For this exercise, repeat all of the material verbatim apart from its images.

▸ Data supplied
━━━

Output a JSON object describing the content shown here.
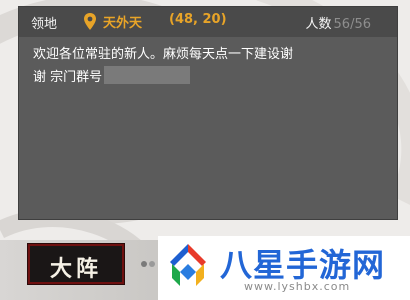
{
  "header": {
    "territory_label": "领地",
    "territory_icon": "location-pin-icon",
    "territory_name": "天外天",
    "territory_coords": "(48, 20)",
    "members_label": "人数",
    "members_count": "56/56"
  },
  "announcement": {
    "line1": "欢迎各位常驻的新人。麻烦每天点一下建设谢",
    "line2": "谢 宗门群号"
  },
  "bottom": {
    "formation_tab_label": "大阵"
  },
  "watermark": {
    "title": "八星手游网",
    "url": "www.lyshbx.com"
  },
  "colors": {
    "accent_orange": "#e8a428",
    "panel_bg": "#5b5b5b",
    "tab_bg": "#1a1616",
    "watermark_blue": "#2266d6"
  }
}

━━━

▸ Answer for the task
Output a JSON object describing the content shown here.
{
  "header": {
    "territory_label": "领地",
    "territory_icon": "location-pin-icon",
    "territory_name": "天外天",
    "territory_coords": "(48, 20)",
    "members_label": "人数",
    "members_count": "56/56"
  },
  "announcement": {
    "line1": "欢迎各位常驻的新人。麻烦每天点一下建设谢",
    "line2": "谢 宗门群号"
  },
  "bottom": {
    "formation_tab_label": "大阵"
  },
  "watermark": {
    "title": "八星手游网",
    "url": "www.lyshbx.com"
  },
  "colors": {
    "accent_orange": "#e8a428",
    "panel_bg": "#5b5b5b",
    "tab_bg": "#1a1616",
    "watermark_blue": "#2266d6"
  }
}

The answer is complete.